* Given problem *
Read the records and write them out again exactly.

____

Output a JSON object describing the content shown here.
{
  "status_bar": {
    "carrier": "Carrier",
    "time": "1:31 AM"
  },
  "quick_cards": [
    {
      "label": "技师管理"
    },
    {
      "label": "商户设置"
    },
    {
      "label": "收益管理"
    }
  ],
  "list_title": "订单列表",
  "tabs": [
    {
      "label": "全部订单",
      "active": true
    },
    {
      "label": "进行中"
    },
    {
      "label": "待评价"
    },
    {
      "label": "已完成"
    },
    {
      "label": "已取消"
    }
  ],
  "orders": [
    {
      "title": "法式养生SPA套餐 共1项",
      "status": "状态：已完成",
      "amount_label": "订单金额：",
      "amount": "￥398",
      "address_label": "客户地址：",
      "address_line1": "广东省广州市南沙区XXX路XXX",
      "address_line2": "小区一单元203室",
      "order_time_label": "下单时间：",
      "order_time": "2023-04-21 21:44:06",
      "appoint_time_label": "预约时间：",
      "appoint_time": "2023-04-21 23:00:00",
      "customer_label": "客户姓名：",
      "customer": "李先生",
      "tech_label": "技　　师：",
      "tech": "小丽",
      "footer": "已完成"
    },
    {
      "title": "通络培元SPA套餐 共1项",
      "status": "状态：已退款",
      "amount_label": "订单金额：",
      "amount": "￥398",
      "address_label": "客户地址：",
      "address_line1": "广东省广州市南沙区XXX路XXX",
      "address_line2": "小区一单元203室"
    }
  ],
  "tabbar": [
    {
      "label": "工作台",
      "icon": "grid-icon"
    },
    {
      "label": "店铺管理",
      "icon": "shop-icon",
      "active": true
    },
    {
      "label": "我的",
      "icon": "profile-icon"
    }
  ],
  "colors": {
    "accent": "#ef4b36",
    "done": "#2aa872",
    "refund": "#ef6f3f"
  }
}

____

* Solution to this task *
Output a JSON object describing the content shown here.
{
  "status_bar": {
    "carrier": "Carrier",
    "time": "1:31 AM"
  },
  "quick_cards": [
    {
      "label": "技师管理"
    },
    {
      "label": "商户设置"
    },
    {
      "label": "收益管理"
    }
  ],
  "list_title": "订单列表",
  "tabs": [
    {
      "label": "全部订单",
      "active": true
    },
    {
      "label": "进行中"
    },
    {
      "label": "待评价"
    },
    {
      "label": "已完成"
    },
    {
      "label": "已取消"
    }
  ],
  "orders": [
    {
      "title": "法式养生SPA套餐 共1项",
      "status": "状态：已完成",
      "amount_label": "订单金额：",
      "amount": "￥398",
      "address_label": "客户地址：",
      "address_line1": "广东省广州市南沙区XXX路XXX",
      "address_line2": "小区一单元203室",
      "order_time_label": "下单时间：",
      "order_time": "2023-04-21 21:44:06",
      "appoint_time_label": "预约时间：",
      "appoint_time": "2023-04-21 23:00:00",
      "customer_label": "客户姓名：",
      "customer": "李先生",
      "tech_label": "技　　师：",
      "tech": "小丽",
      "footer": "已完成"
    },
    {
      "title": "通络培元SPA套餐 共1项",
      "status": "状态：已退款",
      "amount_label": "订单金额：",
      "amount": "￥398",
      "address_label": "客户地址：",
      "address_line1": "广东省广州市南沙区XXX路XXX",
      "address_line2": "小区一单元203室"
    }
  ],
  "tabbar": [
    {
      "label": "工作台",
      "icon": "grid-icon"
    },
    {
      "label": "店铺管理",
      "icon": "shop-icon",
      "active": true
    },
    {
      "label": "我的",
      "icon": "profile-icon"
    }
  ],
  "colors": {
    "accent": "#ef4b36",
    "done": "#2aa872",
    "refund": "#ef6f3f"
  }
}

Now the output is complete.